[Information shown Boundary: Start]
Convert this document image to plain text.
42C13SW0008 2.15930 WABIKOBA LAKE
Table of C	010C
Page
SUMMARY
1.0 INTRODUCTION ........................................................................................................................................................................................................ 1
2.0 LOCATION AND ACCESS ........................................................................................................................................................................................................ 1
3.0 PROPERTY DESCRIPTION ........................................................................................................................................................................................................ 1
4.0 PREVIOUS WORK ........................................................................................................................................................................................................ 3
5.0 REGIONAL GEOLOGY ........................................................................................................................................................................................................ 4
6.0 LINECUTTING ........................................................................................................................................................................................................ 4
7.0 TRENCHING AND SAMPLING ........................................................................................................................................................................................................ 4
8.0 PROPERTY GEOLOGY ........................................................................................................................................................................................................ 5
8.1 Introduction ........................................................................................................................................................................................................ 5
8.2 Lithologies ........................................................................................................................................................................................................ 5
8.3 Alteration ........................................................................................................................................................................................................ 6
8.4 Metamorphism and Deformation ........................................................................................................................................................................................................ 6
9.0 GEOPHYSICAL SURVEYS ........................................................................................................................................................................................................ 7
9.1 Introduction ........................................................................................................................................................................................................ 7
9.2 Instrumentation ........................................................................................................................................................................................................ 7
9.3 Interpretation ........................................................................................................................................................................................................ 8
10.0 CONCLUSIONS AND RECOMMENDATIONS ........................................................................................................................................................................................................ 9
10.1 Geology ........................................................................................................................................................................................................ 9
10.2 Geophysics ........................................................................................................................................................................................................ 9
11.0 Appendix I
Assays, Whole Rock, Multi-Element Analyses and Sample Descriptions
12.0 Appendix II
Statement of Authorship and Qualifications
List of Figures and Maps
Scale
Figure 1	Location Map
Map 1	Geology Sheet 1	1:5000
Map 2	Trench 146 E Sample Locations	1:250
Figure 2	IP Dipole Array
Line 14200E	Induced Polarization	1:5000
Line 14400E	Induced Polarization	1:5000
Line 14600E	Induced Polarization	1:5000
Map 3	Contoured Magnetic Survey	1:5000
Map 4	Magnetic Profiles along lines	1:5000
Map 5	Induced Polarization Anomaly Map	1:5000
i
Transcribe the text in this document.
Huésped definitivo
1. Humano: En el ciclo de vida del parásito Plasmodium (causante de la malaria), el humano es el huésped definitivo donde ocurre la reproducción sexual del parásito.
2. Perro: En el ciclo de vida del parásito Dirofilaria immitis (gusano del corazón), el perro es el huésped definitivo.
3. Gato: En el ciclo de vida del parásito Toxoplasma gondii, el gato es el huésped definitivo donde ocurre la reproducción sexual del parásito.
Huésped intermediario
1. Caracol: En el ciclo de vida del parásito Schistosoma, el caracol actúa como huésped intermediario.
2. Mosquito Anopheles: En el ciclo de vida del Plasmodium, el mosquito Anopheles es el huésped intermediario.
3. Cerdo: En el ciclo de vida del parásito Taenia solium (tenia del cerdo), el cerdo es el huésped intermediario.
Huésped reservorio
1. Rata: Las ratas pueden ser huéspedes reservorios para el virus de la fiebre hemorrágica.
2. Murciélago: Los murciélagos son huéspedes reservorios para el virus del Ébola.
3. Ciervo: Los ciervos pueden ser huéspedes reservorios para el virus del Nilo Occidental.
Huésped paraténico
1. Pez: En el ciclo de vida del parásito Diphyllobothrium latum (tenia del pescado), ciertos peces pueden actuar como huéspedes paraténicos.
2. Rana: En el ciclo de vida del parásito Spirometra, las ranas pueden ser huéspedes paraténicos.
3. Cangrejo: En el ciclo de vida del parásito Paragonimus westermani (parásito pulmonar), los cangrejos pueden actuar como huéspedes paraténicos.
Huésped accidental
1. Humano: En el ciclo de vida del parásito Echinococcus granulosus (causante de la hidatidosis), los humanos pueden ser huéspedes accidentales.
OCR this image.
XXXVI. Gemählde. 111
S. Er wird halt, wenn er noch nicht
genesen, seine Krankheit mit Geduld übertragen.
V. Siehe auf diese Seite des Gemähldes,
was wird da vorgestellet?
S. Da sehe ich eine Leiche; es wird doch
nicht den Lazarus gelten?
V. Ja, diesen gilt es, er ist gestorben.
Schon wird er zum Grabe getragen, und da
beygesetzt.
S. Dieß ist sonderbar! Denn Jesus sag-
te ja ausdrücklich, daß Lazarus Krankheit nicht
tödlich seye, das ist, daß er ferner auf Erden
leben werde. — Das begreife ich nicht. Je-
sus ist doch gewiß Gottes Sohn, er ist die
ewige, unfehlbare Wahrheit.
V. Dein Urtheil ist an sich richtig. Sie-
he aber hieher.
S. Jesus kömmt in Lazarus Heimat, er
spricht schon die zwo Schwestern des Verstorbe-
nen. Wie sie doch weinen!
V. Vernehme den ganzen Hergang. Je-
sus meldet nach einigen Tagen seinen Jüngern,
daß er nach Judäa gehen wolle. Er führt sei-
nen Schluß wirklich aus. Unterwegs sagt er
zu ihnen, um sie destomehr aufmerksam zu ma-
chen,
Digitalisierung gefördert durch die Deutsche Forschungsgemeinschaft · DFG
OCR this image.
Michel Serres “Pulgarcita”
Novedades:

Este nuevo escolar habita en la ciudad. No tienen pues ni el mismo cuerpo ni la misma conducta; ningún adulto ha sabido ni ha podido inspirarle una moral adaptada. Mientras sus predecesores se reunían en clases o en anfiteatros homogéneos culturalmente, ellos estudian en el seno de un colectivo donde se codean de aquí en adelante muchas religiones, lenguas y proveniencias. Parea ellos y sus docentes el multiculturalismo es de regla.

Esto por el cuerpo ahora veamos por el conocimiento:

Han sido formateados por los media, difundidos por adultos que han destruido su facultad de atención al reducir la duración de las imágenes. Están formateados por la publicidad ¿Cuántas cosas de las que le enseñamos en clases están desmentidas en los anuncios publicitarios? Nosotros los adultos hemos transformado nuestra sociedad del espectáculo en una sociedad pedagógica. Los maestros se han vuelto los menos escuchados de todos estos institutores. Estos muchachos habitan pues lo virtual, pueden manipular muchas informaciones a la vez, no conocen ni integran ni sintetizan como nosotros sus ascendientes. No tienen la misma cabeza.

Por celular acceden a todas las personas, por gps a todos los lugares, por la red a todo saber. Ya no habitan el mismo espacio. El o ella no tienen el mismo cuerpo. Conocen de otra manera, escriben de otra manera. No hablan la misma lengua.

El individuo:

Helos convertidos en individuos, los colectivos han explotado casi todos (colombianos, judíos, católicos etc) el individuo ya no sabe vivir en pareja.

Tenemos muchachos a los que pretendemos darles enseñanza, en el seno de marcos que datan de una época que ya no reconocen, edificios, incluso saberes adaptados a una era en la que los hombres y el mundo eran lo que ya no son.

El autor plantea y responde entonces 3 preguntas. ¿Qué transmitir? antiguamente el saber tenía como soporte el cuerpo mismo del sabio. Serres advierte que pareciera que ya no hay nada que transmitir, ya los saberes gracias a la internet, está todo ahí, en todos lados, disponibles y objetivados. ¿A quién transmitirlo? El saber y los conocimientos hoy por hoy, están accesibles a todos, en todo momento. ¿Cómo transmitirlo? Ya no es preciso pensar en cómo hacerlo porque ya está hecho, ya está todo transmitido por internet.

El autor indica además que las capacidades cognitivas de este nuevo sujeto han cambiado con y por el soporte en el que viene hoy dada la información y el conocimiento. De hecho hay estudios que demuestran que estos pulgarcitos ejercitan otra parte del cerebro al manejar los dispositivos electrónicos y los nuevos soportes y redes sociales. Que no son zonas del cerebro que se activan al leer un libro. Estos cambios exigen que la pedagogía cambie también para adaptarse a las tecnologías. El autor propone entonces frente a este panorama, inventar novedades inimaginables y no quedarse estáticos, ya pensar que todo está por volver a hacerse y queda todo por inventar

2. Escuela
[Information shown Boundary: End]
Which lines of the entries above contain the string "sexual"? Copy each one.

**Response:**
1. Humano: En el ciclo de vida del parásito Plasmodium (causante de la malaria), el humano es el huésped definitivo donde ocurre la reproducción sexual del parásito.
3. Gato: En el ciclo de vida del parásito Toxoplasma gondii, el gato es el huésped definitivo donde ocurre la reproducción sexual del parásito.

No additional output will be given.